(Record excerpts):
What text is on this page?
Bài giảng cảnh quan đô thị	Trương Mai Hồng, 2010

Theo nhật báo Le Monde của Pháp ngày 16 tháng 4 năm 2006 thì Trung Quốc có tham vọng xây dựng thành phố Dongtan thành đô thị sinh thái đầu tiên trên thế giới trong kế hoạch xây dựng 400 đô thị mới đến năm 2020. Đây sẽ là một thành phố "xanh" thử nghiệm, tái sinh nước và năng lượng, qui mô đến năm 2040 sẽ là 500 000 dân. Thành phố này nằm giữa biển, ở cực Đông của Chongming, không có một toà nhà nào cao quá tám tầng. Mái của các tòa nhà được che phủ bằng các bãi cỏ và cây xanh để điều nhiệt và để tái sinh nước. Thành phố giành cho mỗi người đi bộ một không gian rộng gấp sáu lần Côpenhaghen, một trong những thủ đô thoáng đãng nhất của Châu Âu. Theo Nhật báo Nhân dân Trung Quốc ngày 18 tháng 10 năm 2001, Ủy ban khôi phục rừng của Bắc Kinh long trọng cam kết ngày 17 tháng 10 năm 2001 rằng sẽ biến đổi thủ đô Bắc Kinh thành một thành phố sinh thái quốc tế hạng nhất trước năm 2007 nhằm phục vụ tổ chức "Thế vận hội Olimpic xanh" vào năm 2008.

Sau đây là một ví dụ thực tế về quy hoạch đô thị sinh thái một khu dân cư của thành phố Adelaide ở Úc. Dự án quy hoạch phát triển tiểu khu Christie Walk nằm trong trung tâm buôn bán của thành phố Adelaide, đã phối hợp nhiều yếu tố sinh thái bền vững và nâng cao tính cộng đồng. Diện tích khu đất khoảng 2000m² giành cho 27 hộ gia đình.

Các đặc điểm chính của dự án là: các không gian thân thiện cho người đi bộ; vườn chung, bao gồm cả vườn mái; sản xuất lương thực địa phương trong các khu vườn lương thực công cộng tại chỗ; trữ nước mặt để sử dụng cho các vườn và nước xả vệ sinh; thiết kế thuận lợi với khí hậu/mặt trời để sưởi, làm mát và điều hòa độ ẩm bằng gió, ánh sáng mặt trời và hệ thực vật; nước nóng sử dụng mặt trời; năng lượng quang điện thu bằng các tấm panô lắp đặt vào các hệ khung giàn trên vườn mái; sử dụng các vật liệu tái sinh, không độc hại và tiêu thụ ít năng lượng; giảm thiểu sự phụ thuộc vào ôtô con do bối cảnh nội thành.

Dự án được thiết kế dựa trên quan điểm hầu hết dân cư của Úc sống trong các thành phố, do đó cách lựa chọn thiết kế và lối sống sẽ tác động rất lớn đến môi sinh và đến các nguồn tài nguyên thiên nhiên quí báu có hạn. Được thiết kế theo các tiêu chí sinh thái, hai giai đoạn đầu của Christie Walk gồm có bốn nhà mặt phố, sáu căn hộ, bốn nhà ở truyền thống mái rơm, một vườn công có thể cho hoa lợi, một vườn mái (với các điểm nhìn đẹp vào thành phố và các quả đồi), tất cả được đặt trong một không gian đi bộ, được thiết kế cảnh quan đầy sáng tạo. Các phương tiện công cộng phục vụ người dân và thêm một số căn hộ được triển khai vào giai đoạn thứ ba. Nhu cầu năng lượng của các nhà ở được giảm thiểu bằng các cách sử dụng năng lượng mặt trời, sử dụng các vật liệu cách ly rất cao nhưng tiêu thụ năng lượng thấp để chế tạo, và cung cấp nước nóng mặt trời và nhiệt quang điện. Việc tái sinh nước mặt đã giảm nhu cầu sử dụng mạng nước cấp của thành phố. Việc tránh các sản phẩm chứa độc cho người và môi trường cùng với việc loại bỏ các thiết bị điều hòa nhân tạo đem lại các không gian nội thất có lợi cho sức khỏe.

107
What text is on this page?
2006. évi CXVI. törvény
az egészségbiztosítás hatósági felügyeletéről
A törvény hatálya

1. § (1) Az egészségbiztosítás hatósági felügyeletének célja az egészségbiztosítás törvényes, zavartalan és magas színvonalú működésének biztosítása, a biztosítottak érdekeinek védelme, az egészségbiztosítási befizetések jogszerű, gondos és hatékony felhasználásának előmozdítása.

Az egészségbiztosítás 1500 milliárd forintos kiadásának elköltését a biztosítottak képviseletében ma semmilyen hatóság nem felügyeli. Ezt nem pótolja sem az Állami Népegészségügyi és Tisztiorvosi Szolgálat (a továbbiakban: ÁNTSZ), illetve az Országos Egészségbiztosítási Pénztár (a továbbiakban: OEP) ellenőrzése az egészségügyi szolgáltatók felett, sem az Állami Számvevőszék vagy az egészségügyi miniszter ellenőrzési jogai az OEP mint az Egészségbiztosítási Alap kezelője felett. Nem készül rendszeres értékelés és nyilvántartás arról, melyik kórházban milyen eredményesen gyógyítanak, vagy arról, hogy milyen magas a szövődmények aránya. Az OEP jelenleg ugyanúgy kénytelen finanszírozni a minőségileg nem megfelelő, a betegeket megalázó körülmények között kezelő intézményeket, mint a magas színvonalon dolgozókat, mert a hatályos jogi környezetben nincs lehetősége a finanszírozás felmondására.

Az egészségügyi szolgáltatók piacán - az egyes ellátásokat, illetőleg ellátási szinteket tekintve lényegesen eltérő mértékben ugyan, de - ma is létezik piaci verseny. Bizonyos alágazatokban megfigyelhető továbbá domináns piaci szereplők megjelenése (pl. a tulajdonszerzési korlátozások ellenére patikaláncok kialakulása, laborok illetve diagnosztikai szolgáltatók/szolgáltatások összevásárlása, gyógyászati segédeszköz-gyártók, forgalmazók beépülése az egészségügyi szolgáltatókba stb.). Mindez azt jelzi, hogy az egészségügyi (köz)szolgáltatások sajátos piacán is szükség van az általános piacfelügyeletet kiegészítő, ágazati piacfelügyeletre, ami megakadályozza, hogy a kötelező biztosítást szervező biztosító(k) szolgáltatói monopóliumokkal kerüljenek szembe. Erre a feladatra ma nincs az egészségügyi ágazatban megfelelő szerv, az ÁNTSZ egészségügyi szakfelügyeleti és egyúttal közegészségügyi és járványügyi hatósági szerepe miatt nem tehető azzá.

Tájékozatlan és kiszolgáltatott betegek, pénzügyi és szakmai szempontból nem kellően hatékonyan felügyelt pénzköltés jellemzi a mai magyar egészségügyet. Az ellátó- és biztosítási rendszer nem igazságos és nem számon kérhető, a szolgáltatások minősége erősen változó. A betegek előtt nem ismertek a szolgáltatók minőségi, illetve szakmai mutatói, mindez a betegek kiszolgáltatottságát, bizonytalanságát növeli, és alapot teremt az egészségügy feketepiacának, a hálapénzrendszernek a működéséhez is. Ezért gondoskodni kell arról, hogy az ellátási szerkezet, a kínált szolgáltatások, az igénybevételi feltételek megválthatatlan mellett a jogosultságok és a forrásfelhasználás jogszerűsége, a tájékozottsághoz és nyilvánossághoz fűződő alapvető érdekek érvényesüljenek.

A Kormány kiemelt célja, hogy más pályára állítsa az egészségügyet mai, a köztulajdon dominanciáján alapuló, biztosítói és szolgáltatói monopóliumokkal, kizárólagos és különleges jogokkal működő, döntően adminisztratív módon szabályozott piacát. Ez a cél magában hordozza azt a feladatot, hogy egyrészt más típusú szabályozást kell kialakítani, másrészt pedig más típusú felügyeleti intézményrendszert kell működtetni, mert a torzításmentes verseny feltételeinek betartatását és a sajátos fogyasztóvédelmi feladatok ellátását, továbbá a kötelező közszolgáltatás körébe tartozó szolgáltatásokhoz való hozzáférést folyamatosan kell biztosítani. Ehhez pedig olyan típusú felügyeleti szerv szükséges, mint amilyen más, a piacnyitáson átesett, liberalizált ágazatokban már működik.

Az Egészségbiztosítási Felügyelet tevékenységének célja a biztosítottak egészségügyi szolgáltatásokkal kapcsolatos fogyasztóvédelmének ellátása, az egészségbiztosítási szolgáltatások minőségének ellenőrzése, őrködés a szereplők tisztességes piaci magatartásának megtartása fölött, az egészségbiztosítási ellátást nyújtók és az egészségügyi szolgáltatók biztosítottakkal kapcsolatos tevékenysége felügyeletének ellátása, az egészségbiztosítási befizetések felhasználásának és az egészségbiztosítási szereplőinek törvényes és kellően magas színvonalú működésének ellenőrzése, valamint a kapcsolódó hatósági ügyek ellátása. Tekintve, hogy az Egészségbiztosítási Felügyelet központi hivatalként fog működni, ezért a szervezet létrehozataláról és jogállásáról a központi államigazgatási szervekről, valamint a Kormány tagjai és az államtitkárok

(Short task): State how many lines of the listing above hold the word "célja", with nothing but the number.

(Written answer): 3